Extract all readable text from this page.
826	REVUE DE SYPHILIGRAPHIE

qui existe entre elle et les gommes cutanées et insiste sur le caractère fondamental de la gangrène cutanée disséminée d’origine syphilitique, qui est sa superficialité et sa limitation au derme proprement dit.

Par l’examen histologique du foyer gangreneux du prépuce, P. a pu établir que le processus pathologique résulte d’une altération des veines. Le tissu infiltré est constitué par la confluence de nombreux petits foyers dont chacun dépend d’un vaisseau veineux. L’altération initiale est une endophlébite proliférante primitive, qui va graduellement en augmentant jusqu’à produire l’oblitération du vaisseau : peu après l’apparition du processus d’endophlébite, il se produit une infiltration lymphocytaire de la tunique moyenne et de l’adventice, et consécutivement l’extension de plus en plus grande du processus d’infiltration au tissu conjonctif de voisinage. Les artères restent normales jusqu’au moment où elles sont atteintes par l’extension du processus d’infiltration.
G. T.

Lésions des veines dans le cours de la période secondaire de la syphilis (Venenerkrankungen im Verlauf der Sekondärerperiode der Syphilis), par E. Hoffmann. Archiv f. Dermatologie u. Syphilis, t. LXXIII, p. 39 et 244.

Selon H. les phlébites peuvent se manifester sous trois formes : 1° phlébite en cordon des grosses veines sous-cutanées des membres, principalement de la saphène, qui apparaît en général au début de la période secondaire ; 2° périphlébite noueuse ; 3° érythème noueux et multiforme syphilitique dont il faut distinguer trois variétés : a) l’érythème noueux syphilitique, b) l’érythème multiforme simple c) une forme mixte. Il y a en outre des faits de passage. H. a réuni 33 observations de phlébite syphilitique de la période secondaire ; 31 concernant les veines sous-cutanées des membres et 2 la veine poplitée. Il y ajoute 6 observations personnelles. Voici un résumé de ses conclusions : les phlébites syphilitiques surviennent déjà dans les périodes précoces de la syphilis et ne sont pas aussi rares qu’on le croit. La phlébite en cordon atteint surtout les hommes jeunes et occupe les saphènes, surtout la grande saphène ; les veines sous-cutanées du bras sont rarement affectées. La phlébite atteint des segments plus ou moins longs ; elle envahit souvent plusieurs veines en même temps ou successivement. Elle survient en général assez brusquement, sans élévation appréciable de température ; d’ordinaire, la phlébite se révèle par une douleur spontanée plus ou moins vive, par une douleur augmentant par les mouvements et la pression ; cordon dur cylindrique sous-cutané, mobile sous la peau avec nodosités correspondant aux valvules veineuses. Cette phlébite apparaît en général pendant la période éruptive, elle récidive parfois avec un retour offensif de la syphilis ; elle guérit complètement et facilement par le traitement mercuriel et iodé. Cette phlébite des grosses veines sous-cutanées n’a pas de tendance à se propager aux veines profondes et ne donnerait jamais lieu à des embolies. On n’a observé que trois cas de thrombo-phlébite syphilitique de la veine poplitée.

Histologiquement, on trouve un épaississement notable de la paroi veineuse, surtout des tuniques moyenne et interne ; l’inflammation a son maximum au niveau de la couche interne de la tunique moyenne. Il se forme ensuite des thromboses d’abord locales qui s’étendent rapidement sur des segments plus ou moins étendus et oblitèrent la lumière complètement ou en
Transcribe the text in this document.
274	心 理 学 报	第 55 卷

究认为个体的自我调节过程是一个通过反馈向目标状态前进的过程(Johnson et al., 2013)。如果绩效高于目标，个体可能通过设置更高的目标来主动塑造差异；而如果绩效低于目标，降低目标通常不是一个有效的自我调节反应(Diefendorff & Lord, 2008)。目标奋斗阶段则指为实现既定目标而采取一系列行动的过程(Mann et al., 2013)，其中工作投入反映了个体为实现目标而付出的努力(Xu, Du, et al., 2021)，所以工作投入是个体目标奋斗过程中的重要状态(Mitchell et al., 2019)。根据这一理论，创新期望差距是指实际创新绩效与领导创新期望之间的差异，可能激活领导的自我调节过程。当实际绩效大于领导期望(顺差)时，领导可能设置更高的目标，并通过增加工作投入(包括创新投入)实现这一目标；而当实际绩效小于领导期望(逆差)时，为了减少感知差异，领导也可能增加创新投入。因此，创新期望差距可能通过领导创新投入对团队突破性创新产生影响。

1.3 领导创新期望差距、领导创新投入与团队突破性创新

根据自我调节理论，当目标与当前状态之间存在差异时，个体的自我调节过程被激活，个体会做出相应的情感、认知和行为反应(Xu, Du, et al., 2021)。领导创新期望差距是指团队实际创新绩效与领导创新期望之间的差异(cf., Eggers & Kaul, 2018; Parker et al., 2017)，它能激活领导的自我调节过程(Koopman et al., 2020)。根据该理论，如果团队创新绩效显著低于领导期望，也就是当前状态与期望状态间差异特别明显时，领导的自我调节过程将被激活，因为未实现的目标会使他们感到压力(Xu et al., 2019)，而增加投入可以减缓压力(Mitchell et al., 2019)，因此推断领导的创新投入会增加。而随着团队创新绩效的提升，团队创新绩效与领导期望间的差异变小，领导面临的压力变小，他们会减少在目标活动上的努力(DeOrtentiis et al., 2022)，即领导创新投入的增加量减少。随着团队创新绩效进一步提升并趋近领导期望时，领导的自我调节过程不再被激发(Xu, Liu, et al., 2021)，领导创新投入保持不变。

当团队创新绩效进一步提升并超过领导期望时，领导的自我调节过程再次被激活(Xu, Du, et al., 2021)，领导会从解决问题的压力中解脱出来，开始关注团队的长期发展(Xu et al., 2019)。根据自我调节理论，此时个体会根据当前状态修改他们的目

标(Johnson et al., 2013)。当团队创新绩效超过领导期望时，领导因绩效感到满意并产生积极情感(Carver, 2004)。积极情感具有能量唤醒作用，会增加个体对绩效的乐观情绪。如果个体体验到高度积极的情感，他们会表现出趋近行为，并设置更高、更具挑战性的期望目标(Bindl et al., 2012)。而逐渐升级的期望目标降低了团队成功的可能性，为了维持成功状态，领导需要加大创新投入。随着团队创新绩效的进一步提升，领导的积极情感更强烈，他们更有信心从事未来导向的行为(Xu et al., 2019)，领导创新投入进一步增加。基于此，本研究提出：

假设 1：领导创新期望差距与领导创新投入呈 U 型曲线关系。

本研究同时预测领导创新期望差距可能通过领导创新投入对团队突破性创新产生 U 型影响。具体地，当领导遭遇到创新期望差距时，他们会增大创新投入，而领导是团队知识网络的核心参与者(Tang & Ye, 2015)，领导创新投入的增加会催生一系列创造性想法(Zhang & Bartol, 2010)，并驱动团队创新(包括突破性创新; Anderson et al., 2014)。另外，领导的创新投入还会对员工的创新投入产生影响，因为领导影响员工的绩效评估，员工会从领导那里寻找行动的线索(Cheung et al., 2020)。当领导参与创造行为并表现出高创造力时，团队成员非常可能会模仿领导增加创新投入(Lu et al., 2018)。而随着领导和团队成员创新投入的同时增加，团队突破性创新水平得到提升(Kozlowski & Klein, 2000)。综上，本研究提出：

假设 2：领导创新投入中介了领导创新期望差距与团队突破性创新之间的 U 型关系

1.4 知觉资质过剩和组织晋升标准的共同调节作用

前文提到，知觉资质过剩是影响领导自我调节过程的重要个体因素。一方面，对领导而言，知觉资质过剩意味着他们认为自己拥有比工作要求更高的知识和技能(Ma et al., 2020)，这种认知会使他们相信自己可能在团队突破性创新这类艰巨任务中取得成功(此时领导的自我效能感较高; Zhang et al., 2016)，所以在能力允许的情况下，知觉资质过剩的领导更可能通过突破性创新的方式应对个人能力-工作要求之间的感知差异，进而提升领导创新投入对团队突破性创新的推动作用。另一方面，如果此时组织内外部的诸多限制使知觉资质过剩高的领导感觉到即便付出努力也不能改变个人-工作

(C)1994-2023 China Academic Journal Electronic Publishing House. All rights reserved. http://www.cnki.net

_DIRECTION_
Show each line in the entries that holds the string "this".

_WRITTEN RESPONSE_
Extract all readable text from this page.
Transcribe the text in this document.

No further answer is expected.